*Task requirements*. Transcribe every line of the records verbatim.

>> BEGIN Stored data

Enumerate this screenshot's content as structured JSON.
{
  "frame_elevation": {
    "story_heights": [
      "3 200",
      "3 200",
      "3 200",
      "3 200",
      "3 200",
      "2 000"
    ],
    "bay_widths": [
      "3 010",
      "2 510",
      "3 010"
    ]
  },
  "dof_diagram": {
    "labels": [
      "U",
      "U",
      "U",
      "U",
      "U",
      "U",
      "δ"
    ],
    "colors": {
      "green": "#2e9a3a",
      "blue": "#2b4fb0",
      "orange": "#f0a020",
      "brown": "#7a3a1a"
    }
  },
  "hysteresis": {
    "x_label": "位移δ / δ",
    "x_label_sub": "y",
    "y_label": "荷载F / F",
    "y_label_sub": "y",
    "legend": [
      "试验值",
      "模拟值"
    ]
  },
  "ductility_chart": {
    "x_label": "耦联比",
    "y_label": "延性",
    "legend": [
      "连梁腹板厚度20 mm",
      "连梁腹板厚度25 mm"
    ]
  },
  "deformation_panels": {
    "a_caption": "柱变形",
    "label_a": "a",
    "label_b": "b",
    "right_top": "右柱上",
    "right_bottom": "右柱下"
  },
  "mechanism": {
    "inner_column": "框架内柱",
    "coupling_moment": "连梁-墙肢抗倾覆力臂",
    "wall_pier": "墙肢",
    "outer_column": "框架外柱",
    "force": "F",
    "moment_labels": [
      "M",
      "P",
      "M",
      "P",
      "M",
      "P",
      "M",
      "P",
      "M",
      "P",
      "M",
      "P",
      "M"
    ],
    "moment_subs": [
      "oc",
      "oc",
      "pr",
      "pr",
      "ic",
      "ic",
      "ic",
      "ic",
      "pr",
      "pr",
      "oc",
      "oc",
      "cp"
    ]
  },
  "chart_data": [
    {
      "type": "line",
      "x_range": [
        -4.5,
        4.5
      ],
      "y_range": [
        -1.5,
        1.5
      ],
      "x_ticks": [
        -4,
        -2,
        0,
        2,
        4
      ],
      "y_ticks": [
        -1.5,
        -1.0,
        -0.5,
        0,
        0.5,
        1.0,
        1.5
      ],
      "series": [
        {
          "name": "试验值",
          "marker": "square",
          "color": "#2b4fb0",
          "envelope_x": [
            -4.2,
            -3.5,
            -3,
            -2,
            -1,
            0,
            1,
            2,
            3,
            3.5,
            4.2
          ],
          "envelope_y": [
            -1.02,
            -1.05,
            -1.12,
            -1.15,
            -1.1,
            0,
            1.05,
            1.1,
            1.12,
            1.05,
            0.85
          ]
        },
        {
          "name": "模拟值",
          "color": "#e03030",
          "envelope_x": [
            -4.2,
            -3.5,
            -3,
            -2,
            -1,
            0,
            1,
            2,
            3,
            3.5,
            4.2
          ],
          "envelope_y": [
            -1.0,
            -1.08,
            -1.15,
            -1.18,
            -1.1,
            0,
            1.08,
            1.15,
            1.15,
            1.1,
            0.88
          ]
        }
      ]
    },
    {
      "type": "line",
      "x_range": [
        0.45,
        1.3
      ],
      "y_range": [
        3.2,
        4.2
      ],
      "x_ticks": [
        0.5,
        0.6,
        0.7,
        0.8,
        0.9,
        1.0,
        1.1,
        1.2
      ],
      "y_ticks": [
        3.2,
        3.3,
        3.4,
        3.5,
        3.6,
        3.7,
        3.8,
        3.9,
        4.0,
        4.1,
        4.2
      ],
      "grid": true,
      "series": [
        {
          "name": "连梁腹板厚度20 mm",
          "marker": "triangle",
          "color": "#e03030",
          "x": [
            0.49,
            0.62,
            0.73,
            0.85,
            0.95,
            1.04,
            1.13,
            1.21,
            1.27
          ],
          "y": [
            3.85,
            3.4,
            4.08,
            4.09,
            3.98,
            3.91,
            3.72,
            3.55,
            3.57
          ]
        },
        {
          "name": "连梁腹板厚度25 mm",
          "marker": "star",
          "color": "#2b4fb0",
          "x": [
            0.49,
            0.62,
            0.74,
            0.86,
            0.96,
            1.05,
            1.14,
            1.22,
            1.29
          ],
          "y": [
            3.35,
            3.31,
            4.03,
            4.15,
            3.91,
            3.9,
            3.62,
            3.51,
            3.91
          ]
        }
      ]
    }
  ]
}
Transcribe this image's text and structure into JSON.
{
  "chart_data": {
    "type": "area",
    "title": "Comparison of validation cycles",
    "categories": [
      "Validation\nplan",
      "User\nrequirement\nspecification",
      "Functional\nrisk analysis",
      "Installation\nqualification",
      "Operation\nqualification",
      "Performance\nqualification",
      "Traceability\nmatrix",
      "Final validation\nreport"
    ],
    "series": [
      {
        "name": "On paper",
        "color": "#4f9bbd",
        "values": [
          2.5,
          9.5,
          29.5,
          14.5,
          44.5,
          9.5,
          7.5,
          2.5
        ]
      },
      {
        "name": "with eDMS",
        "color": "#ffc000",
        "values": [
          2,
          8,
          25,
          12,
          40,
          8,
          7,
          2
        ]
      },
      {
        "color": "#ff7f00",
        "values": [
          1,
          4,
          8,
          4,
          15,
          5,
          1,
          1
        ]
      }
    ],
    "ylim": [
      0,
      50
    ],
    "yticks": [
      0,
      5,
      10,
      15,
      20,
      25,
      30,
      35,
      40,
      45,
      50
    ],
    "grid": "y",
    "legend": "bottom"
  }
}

>> END Stored data

*Solved problem*.
Enumerate this screenshot's content as structured JSON.
{
  "frame_elevation": {
    "story_heights": [
      "3 200",
      "3 200",
      "3 200",
      "3 200",
      "3 200",
      "2 000"
    ],
    "bay_widths": [
      "3 010",
      "2 510",
      "3 010"
    ]
  },
  "dof_diagram": {
    "labels": [
      "U",
      "U",
      "U",
      "U",
      "U",
      "U",
      "δ"
    ],
    "colors": {
      "green": "#2e9a3a",
      "blue": "#2b4fb0",
      "orange": "#f0a020",
      "brown": "#7a3a1a"
    }
  },
  "hysteresis": {
    "x_label": "位移δ / δ",
    "x_label_sub": "y",
    "y_label": "荷载F / F",
    "y_label_sub": "y",
    "legend": [
      "试验值",
      "模拟值"
    ]
  },
  "ductility_chart": {
    "x_label": "耦联比",
    "y_label": "延性",
    "legend": [
      "连梁腹板厚度20 mm",
      "连梁腹板厚度25 mm"
    ]
  },
  "deformation_panels": {
    "a_caption": "柱变形",
    "label_a": "a",
    "label_b": "b",
    "right_top": "右柱上",
    "right_bottom": "右柱下"
  },
  "mechanism": {
    "inner_column": "框架内柱",
    "coupling_moment": "连梁-墙肢抗倾覆力臂",
    "wall_pier": "墙肢",
    "outer_column": "框架外柱",
    "force": "F",
    "moment_labels": [
      "M",
      "P",
      "M",
      "P",
      "M",
      "P",
      "M",
      "P",
      "M",
      "P",
      "M",
      "P",
      "M"
    ],
    "moment_subs": [
      "oc",
      "oc",
      "pr",
      "pr",
      "ic",
      "ic",
      "ic",
      "ic",
      "pr",
      "pr",
      "oc",
      "oc",
      "cp"
    ]
  },
  "chart_data": [
    {
      "type": "line",
      "x_range": [
        -4.5,
        4.5
      ],
      "y_range": [
        -1.5,
        1.5
      ],
      "x_ticks": [
        -4,
        -2,
        0,
        2,
        4
      ],
      "y_ticks": [
        -1.5,
        -1.0,
        -0.5,
        0,
        0.5,
        1.0,
        1.5
      ],
      "series": [
        {
          "name": "试验值",
          "marker": "square",
          "color": "#2b4fb0",
          "envelope_x": [
            -4.2,
            -3.5,
            -3,
            -2,
            -1,
            0,
            1,
            2,
            3,
            3.5,
            4.2
          ],
          "envelope_y": [
            -1.02,
            -1.05,
            -1.12,
            -1.15,
            -1.1,
            0,
            1.05,
            1.1,
            1.12,
            1.05,
            0.85
          ]
        },
        {
          "name": "模拟值",
          "color": "#e03030",
          "envelope_x": [
            -4.2,
            -3.5,
            -3,
            -2,
            -1,
            0,
            1,
            2,
            3,
            3.5,
            4.2
          ],
          "envelope_y": [
            -1.0,
            -1.08,
            -1.15,
            -1.18,
            -1.1,
            0,
            1.08,
            1.15,
            1.15,
            1.1,
            0.88
          ]
        }
      ]
    },
    {
      "type": "line",
      "x_range": [
        0.45,
        1.3
      ],
      "y_range": [
        3.2,
        4.2
      ],
      "x_ticks": [
        0.5,
        0.6,
        0.7,
        0.8,
        0.9,
        1.0,
        1.1,
        1.2
      ],
      "y_ticks": [
        3.2,
        3.3,
        3.4,
        3.5,
        3.6,
        3.7,
        3.8,
        3.9,
        4.0,
        4.1,
        4.2
      ],
      "grid": true,
      "series": [
        {
          "name": "连梁腹板厚度20 mm",
          "marker": "triangle",
          "color": "#e03030",
          "x": [
            0.49,
            0.62,
            0.73,
            0.85,
            0.95,
            1.04,
            1.13,
            1.21,
            1.27
          ],
          "y": [
            3.85,
            3.4,
            4.08,
            4.09,
            3.98,
            3.91,
            3.72,
            3.55,
            3.57
          ]
        },
        {
          "name": "连梁腹板厚度25 mm",
          "marker": "star",
          "color": "#2b4fb0",
          "x": [
            0.49,
            0.62,
            0.74,
            0.86,
            0.96,
            1.05,
            1.14,
            1.22,
            1.29
          ],
          "y": [
            3.35,
            3.31,
            4.03,
            4.15,
            3.91,
            3.9,
            3.62,
            3.51,
            3.91
          ]
        }
      ]
    }
  ]
}
Transcribe this image's text and structure into JSON.
{
  "chart_data": {
    "type": "area",
    "title": "Comparison of validation cycles",
    "categories": [
      "Validation\nplan",
      "User\nrequirement\nspecification",
      "Functional\nrisk analysis",
      "Installation\nqualification",
      "Operation\nqualification",
      "Performance\nqualification",
      "Traceability\nmatrix",
      "Final validation\nreport"
    ],
    "series": [
      {
        "name": "On paper",
        "color": "#4f9bbd",
        "values": [
          2.5,
          9.5,
          29.5,
          14.5,
          44.5,
          9.5,
          7.5,
          2.5
        ]
      },
      {
        "name": "with eDMS",
        "color": "#ffc000",
        "values": [
          2,
          8,
          25,
          12,
          40,
          8,
          7,
          2
        ]
      },
      {
        "color": "#ff7f00",
        "values": [
          1,
          4,
          8,
          4,
          15,
          5,
          1,
          1
        ]
      }
    ],
    "ylim": [
      0,
      50
    ],
    "yticks": [
      0,
      5,
      10,
      15,
      20,
      25,
      30,
      35,
      40,
      45,
      50
    ],
    "grid": "y",
    "legend": "bottom"
  }
}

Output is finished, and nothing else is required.